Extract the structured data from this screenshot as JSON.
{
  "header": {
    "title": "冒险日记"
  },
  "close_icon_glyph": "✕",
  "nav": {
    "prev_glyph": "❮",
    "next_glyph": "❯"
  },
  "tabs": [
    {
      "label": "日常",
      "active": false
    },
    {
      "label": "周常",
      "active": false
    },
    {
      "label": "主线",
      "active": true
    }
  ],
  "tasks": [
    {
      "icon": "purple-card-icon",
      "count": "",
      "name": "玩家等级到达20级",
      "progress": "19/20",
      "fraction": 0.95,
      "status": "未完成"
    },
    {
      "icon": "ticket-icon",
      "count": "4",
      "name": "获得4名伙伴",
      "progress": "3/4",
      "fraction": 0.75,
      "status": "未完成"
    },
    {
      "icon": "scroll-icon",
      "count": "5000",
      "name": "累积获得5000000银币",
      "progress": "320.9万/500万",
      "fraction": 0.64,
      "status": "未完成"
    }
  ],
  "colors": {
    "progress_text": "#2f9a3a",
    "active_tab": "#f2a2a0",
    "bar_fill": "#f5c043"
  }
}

==

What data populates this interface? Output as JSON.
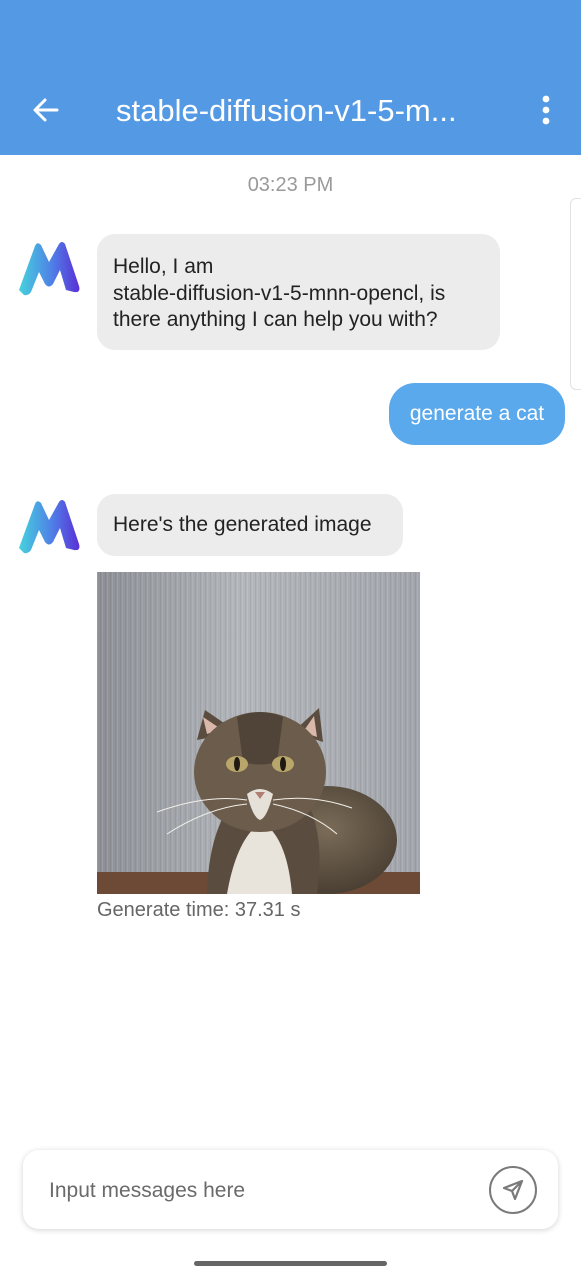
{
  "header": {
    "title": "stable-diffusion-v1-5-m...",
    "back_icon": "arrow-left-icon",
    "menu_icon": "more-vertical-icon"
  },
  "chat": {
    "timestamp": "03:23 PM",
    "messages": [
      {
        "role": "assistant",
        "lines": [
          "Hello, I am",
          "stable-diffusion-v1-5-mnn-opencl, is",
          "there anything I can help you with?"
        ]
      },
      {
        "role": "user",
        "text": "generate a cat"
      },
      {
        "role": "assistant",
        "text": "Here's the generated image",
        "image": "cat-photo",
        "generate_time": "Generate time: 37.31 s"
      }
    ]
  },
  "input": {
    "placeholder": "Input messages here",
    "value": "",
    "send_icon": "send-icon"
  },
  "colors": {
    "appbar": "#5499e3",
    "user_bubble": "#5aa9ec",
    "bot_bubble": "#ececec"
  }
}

→ GIVEN INSTRUCTION: Report how many lines of the records above contain the word "JSON", and give only that number.

→ FINISHED EXERCISE: 2